EXERCISE DATA:
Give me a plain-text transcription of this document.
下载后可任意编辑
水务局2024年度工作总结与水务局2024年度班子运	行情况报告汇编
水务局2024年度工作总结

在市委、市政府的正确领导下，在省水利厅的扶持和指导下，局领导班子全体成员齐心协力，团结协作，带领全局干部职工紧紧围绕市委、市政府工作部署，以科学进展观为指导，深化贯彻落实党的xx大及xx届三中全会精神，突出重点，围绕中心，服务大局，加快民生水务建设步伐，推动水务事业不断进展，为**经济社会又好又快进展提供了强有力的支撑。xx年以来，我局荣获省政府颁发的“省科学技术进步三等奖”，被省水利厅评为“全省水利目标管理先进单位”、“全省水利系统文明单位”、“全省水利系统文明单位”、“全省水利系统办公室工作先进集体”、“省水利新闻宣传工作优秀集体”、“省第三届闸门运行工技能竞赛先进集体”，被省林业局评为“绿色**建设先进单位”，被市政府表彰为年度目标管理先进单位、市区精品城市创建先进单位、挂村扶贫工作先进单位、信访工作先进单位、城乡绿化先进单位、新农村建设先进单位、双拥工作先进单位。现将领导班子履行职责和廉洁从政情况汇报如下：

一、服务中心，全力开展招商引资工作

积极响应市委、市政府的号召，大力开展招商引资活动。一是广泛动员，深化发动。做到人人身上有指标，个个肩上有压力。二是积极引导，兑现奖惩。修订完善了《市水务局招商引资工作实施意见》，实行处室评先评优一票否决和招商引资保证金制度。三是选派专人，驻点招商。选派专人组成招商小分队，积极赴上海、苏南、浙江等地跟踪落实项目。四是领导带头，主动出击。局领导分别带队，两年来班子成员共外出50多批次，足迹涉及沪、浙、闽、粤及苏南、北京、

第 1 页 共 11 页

DIRECTIVE: Please output the complete data exactly.

RESPONSE:
Give me a plain-text transcription of this document.
下载后可任意编辑
水务局2024年度工作总结与水务局2024年度班子运	行情况报告汇编
水务局2024年度工作总结

在市委、市政府的正确领导下，在省水利厅的扶持和指导下，局领导班子全体成员齐心协力，团结协作，带领全局干部职工紧紧围绕市委、市政府工作部署，以科学进展观为指导，深化贯彻落实党的xx大及xx届三中全会精神，突出重点，围绕中心，服务大局，加快民生水务建设步伐，推动水务事业不断进展，为**经济社会又好又快进展提供了强有力的支撑。xx年以来，我局荣获省政府颁发的“省科学技术进步三等奖”，被省水利厅评为“全省水利目标管理先进单位”、“全省水利系统文明单位”、“全省水利系统文明单位”、“全省水利系统办公室工作先进集体”、“省水利新闻宣传工作优秀集体”、“省第三届闸门运行工技能竞赛先进集体”，被省林业局评为“绿色**建设先进单位”，被市政府表彰为年度目标管理先进单位、市区精品城市创建先进单位、挂村扶贫工作先进单位、信访工作先进单位、城乡绿化先进单位、新农村建设先进单位、双拥工作先进单位。现将领导班子履行职责和廉洁从政情况汇报如下：

一、服务中心，全力开展招商引资工作

积极响应市委、市政府的号召，大力开展招商引资活动。一是广泛动员，深化发动。做到人人身上有指标，个个肩上有压力。二是积极引导，兑现奖惩。修订完善了《市水务局招商引资工作实施意见》，实行处室评先评优一票否决和招商引资保证金制度。三是选派专人，驻点招商。选派专人组成招商小分队，积极赴上海、苏南、浙江等地跟踪落实项目。四是领导带头，主动出击。局领导分别带队，两年来班子成员共外出50多批次，足迹涉及沪、浙、闽、粤及苏南、北京、

第 1 页 共 11 页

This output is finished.